Requirements >>
Each entry has to be copied exactly, with nothing missed.

───── Records for this exercise ─────

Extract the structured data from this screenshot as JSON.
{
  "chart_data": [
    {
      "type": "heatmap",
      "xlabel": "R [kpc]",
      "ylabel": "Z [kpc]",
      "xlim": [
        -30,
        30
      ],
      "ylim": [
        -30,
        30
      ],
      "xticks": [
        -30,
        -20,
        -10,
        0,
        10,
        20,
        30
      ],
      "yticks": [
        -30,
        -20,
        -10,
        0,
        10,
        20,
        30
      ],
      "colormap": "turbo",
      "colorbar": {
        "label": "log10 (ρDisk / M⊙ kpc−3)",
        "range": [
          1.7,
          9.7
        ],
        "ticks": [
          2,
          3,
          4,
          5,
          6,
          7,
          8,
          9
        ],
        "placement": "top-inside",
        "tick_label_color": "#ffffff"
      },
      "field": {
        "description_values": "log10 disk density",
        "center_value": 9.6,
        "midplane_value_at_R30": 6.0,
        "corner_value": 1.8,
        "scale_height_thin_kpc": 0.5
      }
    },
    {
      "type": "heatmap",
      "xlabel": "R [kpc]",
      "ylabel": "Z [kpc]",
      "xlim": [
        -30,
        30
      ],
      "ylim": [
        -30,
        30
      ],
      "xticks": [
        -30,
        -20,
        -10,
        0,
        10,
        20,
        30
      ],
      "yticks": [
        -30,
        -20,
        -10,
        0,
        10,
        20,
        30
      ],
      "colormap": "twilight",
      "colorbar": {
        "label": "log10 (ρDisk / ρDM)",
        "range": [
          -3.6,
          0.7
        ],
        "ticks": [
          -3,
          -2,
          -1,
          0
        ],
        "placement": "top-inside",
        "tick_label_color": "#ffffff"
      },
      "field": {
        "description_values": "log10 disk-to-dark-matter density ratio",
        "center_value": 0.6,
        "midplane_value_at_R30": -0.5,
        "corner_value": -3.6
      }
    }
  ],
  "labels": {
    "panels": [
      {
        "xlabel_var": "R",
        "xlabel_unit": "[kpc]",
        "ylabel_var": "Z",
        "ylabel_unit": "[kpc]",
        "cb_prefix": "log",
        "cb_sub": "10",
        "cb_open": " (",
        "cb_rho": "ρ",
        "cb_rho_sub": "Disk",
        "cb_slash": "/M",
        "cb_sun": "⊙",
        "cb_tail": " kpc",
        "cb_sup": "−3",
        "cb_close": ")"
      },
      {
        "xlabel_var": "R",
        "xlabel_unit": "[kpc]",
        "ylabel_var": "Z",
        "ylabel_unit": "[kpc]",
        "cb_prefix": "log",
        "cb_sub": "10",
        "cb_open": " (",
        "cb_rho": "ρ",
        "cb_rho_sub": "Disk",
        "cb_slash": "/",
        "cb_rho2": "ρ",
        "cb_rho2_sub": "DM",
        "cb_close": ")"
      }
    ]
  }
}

─────

Correct output >>
Extract the structured data from this screenshot as JSON.
{
  "chart_data": [
    {
      "type": "heatmap",
      "xlabel": "R [kpc]",
      "ylabel": "Z [kpc]",
      "xlim": [
        -30,
        30
      ],
      "ylim": [
        -30,
        30
      ],
      "xticks": [
        -30,
        -20,
        -10,
        0,
        10,
        20,
        30
      ],
      "yticks": [
        -30,
        -20,
        -10,
        0,
        10,
        20,
        30
      ],
      "colormap": "turbo",
      "colorbar": {
        "label": "log10 (ρDisk / M⊙ kpc−3)",
        "range": [
          1.7,
          9.7
        ],
        "ticks": [
          2,
          3,
          4,
          5,
          6,
          7,
          8,
          9
        ],
        "placement": "top-inside",
        "tick_label_color": "#ffffff"
      },
      "field": {
        "description_values": "log10 disk density",
        "center_value": 9.6,
        "midplane_value_at_R30": 6.0,
        "corner_value": 1.8,
        "scale_height_thin_kpc": 0.5
      }
    },
    {
      "type": "heatmap",
      "xlabel": "R [kpc]",
      "ylabel": "Z [kpc]",
      "xlim": [
        -30,
        30
      ],
      "ylim": [
        -30,
        30
      ],
      "xticks": [
        -30,
        -20,
        -10,
        0,
        10,
        20,
        30
      ],
      "yticks": [
        -30,
        -20,
        -10,
        0,
        10,
        20,
        30
      ],
      "colormap": "twilight",
      "colorbar": {
        "label": "log10 (ρDisk / ρDM)",
        "range": [
          -3.6,
          0.7
        ],
        "ticks": [
          -3,
          -2,
          -1,
          0
        ],
        "placement": "top-inside",
        "tick_label_color": "#ffffff"
      },
      "field": {
        "description_values": "log10 disk-to-dark-matter density ratio",
        "center_value": 0.6,
        "midplane_value_at_R30": -0.5,
        "corner_value": -3.6
      }
    }
  ],
  "labels": {
    "panels": [
      {
        "xlabel_var": "R",
        "xlabel_unit": "[kpc]",
        "ylabel_var": "Z",
        "ylabel_unit": "[kpc]",
        "cb_prefix": "log",
        "cb_sub": "10",
        "cb_open": " (",
        "cb_rho": "ρ",
        "cb_rho_sub": "Disk",
        "cb_slash": "/M",
        "cb_sun": "⊙",
        "cb_tail": " kpc",
        "cb_sup": "−3",
        "cb_close": ")"
      },
      {
        "xlabel_var": "R",
        "xlabel_unit": "[kpc]",
        "ylabel_var": "Z",
        "ylabel_unit": "[kpc]",
        "cb_prefix": "log",
        "cb_sub": "10",
        "cb_open": " (",
        "cb_rho": "ρ",
        "cb_rho_sub": "Disk",
        "cb_slash": "/",
        "cb_rho2": "ρ",
        "cb_rho2_sub": "DM",
        "cb_close": ")"
      }
    ]
  }
}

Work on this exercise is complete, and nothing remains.